- [O que fazer]:
1. Repita o trecho do texto sobre biogás que vai de "Fui visitar uma" até "escrever este artigo.", incluindo essas palavras.
2. Segundo o texto sobre biogás, por que o gás produzido no biodigestor serve para cozinhar como o gás do fogão? Responda em uma a três frases.
3. Retome o texto sobre biogás e continue a escrita logo depois da última frase apresentada.

- [Trecho do texto]:
-----
Fui visitar uma pequena propriedade rural no interior do Pará ano passado. O dono me mostrou, com orgulho, um sistema simples instalado ao lado do chiqueiro: um biodigestor feito com lona plástica e canos de PVC. Com o esterco dos porcos, ele gera gás para cozinhar e ainda sobra biofertilizante para a horta. Investimento inicial: R$ 800. Economia mensal: mais de R$ 150 em gás de cozinha.
Esse foi o momento em que o biogás deixou de ser conceito para mim e virou realidade concreta. E foi o que me motivou a pesquisar e escrever este artigo.
O que é biogás de forma simples
Biogás é o gás produzido quando matéria orgânica — restos de comida, esterco, resíduos agrícolas — se decompõe sem oxigênio. O processo acontece dentro de um biodigestor, que pode ser uma estrutura simples de lona ou uma planta industrial de grande porte.
O gás produzido é composto principalmente de metano — o mesmo componente do gás natural que usamos no fogão. A diferença é que em vez de vir de fontes fósseis, vem do lixo orgânico que produzimos todo dia. O que seria problema vira combustível.
-----
Dados de segmentação de página:
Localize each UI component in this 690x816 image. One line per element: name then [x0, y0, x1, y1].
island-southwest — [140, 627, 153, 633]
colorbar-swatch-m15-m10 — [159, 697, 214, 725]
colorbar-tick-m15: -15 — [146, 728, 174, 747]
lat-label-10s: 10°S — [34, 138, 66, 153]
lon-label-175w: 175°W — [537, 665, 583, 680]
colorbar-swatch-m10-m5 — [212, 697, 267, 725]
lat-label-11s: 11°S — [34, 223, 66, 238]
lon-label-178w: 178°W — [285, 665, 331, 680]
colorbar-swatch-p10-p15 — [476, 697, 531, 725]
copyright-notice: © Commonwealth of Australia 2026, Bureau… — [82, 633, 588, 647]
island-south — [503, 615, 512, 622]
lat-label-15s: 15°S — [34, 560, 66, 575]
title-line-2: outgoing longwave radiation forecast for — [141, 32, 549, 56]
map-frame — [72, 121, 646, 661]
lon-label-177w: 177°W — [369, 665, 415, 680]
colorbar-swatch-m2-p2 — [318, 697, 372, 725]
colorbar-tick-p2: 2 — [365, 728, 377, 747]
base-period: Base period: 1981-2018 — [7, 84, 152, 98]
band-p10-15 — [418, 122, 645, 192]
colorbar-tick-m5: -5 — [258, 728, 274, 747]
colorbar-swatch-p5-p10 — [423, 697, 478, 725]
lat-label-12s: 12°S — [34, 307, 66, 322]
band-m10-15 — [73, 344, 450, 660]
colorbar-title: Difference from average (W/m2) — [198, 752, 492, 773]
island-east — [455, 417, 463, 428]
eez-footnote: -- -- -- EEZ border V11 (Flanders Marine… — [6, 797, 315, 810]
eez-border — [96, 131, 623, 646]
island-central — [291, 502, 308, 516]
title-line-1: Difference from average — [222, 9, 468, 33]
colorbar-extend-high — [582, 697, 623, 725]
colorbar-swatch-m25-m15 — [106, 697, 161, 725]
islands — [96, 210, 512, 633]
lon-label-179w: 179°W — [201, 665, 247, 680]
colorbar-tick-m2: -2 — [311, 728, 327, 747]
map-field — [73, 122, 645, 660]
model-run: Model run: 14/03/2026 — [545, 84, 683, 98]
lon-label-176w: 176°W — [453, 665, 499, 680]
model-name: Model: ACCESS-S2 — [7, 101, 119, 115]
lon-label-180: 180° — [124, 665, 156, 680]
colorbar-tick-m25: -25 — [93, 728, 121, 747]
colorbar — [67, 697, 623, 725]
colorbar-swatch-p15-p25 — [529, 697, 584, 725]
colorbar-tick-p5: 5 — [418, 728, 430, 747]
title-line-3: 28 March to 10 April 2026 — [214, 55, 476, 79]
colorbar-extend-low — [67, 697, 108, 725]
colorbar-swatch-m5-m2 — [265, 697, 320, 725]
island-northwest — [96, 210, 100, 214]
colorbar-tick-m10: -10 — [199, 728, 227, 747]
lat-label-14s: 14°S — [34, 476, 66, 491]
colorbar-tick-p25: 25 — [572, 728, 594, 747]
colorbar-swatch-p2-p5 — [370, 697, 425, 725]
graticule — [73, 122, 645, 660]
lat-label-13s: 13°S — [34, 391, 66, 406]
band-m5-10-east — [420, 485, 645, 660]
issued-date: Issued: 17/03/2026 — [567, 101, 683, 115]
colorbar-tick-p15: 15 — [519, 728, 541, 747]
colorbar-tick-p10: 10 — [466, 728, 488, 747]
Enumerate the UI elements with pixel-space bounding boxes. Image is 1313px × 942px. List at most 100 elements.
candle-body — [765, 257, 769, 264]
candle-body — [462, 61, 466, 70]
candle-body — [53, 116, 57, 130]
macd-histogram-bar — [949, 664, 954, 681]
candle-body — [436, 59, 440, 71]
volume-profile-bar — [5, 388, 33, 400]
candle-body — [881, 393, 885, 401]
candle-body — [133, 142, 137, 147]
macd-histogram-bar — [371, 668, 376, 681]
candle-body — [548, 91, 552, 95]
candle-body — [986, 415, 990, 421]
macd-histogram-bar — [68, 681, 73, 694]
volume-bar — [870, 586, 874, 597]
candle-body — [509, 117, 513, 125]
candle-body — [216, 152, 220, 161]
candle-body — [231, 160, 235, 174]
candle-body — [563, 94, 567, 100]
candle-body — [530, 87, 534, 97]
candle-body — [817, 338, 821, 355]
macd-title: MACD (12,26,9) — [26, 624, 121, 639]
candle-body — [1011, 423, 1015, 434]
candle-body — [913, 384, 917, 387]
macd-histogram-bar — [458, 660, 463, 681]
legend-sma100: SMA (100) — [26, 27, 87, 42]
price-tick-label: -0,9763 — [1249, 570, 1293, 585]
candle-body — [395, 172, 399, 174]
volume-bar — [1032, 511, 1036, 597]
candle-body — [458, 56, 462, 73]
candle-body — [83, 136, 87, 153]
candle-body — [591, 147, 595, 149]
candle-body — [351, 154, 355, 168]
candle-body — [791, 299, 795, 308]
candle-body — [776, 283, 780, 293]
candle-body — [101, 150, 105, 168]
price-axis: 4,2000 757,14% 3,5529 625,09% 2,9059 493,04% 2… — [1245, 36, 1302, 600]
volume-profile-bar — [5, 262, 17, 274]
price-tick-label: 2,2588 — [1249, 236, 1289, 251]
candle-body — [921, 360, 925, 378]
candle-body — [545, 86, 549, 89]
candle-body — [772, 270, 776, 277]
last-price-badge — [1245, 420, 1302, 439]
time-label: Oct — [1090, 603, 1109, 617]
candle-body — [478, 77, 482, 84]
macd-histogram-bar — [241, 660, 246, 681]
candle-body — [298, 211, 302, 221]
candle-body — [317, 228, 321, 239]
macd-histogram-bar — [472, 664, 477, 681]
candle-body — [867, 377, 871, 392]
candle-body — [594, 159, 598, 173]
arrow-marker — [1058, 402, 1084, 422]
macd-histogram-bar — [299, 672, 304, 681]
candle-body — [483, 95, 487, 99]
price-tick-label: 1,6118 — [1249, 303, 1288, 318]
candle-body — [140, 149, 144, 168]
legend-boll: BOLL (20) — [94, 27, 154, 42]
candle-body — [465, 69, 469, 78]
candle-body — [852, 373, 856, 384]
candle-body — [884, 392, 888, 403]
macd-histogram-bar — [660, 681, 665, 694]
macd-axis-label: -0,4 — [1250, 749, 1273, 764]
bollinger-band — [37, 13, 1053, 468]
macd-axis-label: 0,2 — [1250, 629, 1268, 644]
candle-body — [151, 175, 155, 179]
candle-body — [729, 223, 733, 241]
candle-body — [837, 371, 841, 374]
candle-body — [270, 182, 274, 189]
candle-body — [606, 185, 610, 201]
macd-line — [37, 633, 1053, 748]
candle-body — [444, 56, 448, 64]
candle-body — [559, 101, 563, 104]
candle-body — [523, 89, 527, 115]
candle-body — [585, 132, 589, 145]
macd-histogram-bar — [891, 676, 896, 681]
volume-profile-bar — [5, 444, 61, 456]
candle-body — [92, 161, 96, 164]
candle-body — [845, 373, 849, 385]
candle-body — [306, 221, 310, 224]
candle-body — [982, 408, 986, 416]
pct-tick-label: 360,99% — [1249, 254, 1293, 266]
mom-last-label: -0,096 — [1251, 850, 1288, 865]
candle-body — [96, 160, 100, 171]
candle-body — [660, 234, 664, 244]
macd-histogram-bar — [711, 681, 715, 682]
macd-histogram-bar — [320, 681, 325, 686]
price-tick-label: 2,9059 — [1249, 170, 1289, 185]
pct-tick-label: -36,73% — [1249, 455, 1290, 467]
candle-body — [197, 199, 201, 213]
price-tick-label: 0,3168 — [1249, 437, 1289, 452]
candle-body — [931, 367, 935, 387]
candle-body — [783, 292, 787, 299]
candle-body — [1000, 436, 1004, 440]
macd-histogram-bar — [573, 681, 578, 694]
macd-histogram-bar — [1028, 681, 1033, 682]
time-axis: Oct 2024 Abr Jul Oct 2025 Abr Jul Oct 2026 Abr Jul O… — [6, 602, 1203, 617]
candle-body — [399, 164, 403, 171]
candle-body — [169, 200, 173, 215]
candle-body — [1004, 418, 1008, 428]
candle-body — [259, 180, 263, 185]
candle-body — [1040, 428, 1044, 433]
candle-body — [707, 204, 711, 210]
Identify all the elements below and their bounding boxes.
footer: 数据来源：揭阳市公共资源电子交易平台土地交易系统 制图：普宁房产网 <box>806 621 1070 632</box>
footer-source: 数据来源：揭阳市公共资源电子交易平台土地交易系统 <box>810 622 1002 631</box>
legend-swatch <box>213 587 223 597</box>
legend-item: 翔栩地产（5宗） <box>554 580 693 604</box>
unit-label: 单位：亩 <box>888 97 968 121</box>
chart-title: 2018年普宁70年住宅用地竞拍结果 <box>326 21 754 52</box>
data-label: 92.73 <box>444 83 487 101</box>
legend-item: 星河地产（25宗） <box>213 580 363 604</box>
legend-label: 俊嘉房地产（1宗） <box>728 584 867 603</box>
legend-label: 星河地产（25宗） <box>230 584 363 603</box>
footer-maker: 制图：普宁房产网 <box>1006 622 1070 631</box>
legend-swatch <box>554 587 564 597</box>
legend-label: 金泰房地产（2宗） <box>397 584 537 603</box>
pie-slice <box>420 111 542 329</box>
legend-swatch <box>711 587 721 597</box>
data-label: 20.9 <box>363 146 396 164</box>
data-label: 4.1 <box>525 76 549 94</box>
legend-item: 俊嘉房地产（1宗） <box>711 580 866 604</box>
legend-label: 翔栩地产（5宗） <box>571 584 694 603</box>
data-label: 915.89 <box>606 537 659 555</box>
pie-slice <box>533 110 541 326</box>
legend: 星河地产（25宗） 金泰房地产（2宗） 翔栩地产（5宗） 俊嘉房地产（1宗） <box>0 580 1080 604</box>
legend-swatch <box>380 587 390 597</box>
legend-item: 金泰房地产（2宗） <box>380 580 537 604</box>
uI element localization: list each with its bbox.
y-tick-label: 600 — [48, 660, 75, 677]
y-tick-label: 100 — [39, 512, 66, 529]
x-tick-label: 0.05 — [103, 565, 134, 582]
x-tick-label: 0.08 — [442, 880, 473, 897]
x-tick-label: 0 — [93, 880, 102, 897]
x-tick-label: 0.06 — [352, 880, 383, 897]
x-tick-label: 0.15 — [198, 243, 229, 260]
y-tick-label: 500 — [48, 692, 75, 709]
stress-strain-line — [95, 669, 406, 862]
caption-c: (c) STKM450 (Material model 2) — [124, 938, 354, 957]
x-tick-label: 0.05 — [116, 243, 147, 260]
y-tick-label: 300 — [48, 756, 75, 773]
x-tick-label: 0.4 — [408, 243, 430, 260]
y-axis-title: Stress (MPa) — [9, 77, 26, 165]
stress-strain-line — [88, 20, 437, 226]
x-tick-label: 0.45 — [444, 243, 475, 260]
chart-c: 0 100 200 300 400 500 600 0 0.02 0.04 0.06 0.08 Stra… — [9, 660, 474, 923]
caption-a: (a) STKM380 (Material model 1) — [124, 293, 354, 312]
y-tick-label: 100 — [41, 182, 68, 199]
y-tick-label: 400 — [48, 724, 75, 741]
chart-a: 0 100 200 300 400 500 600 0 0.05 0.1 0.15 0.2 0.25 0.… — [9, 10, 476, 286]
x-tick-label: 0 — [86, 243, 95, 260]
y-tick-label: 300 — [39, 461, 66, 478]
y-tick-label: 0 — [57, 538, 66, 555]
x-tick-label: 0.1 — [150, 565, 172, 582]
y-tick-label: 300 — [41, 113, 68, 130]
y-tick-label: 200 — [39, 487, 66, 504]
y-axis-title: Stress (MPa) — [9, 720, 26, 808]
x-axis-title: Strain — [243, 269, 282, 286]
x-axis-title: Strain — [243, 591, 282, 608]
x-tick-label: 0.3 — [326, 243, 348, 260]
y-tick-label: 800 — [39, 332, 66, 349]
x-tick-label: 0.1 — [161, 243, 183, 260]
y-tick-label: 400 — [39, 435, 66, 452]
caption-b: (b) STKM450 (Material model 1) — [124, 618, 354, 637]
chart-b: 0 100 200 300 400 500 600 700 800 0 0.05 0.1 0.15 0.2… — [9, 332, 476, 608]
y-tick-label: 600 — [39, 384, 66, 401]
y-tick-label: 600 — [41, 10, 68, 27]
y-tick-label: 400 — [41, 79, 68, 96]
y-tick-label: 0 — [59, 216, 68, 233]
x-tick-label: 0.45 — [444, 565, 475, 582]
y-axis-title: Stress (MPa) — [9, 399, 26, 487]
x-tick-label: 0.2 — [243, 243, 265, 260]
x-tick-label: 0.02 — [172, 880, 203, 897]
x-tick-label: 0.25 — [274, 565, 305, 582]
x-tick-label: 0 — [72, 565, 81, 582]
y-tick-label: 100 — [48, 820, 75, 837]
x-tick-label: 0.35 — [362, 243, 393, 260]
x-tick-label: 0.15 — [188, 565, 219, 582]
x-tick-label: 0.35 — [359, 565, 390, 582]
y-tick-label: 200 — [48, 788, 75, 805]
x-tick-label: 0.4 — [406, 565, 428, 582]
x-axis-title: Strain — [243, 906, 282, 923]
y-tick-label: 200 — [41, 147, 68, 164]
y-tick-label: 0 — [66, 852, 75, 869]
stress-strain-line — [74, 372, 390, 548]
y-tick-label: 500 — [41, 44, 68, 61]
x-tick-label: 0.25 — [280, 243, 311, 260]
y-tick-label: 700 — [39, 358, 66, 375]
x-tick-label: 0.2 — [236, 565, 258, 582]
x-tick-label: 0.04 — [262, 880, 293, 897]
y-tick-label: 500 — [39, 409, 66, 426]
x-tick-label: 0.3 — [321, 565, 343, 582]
-----
- [Respostas numeradas]:
1.
Fui visitar uma pequena propriedade rural no interior do Pará ano passado. O dono me mostrou, com orgulho, um sistema simples instalado ao lado do chiqueiro: um biodigestor feito com lona plástica e canos de PVC. Com o esterco dos porcos, ele gera gás para cozinhar e ainda sobra biofertilizante para a horta. Investimento inicial: R$ 800. Economia mensal: mais de R$ 150 em gás de cozinha.
Esse foi o momento em que o biogás deixou de ser conceito para mim e virou realidade concreta. E foi o que me motivou a pesquisar e escrever este artigo.

2. O biogás é composto principalmente de metano, o mesmo componente do gás natural usado no fogão. A diferença é que ele não vem de fontes fósseis, e sim do lixo orgânico produzido todo dia.

3.
Por que o Brasil tem potencial enorme nessa área
O Brasil é um dos maiores produtores agropecuários do mundo — e isso significa uma quantidade enorme de resíduos orgânicos: esterco bovino, suíno e de aves, vinhaça da cana-de-açúcar, restos de processamento de alimentos. Tudo isso pode virar biogás.
Segundo a Associação Brasileira de Biogás (ABiogás), se o Brasil aproveitasse todo seu potencial de biogás, poderia suprir mais de 30% da demanda elétrica nacional. Estamos usando uma fração mínima disso. O potencial está lá — enterrado literalmente no lixo que produzimos.
As vantagens que mais me impressionaram
- Resolve dois problemas ao mesmo tempo — descarta o lixo orgânico de forma útil e gera energia limpa.
- Produz biofertilizante — o resíduo sólido que sobra do processo é rico em nutrientes e substitui fertilizantes químicos.
- Captura metano — em vez de esse gás ir para a atmosfera (onde é 25 vezes mais potente que o CO₂ como gás de efeito estufa), ele é usado como combustível.
- Funciona 24 horas — diferente do solar e do eólico, o biogás não depende de sol ou vento. A decomposição orgânica é contínua.
Para quem faz mais sentido hoje
Para o consumidor urbano comum, o biogás ainda não é uma opção direta — a infraestrutura de distribuição ainda é limitada no Brasil. Mas para quem tem propriedade rural com animais ou agricultura, o biodigestor pode ser um dos melhores investimentos possíveis.
Restaurantes e indústrias alimentícias também têm potencial enorme — e algumas já estão aproveitando. O Atacadão, por exemplo, instalou biodigestores em alguns centros de distribuição para tratar resíduos orgânicos e gerar energia para as próprias operações.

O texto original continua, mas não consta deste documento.